▶ [Task objective]: Each line that holds the word "csatlakoztatva" counts once; give the total number of such lines and nothing else.

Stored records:

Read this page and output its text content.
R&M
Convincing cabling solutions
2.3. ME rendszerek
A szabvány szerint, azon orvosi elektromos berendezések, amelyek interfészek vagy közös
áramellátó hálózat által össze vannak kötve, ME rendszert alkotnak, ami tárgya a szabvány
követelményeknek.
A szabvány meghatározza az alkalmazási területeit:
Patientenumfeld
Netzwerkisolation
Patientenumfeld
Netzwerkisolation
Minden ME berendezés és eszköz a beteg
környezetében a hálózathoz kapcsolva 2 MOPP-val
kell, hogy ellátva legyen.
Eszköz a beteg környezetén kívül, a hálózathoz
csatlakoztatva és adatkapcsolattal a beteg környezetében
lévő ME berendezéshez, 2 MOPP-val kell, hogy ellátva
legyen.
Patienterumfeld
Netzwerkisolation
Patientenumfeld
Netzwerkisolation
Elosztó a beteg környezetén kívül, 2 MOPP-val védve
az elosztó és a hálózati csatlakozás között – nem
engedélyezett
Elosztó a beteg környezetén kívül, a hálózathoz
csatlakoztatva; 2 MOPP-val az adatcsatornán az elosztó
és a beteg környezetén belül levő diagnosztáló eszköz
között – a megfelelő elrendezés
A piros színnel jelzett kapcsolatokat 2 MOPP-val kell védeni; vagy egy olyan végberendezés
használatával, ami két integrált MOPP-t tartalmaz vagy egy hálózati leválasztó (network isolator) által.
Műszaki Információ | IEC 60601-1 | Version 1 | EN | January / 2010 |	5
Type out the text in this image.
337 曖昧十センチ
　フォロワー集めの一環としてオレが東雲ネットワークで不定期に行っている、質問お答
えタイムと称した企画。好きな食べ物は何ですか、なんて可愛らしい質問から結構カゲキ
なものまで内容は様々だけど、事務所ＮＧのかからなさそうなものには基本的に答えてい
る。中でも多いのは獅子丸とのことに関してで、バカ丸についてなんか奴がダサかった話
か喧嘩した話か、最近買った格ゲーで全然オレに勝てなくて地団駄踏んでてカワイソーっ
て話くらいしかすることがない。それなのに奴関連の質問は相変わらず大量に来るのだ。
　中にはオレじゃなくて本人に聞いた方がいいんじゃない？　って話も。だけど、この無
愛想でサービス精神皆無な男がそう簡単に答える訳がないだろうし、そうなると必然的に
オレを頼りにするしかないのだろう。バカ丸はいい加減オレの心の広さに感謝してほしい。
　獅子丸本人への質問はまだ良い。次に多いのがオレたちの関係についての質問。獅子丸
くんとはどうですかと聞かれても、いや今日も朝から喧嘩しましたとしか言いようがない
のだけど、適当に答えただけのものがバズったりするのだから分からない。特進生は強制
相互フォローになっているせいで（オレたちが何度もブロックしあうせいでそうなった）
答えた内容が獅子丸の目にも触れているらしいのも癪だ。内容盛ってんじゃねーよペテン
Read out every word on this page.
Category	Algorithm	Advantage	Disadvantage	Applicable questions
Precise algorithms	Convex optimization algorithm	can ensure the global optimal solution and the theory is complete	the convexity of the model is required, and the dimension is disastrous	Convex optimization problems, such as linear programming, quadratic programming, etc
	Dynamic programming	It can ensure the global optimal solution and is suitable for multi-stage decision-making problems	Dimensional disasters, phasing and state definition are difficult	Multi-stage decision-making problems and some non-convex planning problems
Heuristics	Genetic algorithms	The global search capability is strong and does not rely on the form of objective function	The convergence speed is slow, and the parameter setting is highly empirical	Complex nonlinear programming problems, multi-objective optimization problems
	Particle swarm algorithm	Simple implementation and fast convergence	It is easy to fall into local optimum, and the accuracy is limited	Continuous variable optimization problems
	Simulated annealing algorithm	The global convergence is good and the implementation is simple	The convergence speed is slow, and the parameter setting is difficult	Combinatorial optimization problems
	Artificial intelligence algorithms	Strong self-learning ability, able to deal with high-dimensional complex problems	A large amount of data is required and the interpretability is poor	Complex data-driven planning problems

▶ [Exercise output]: 2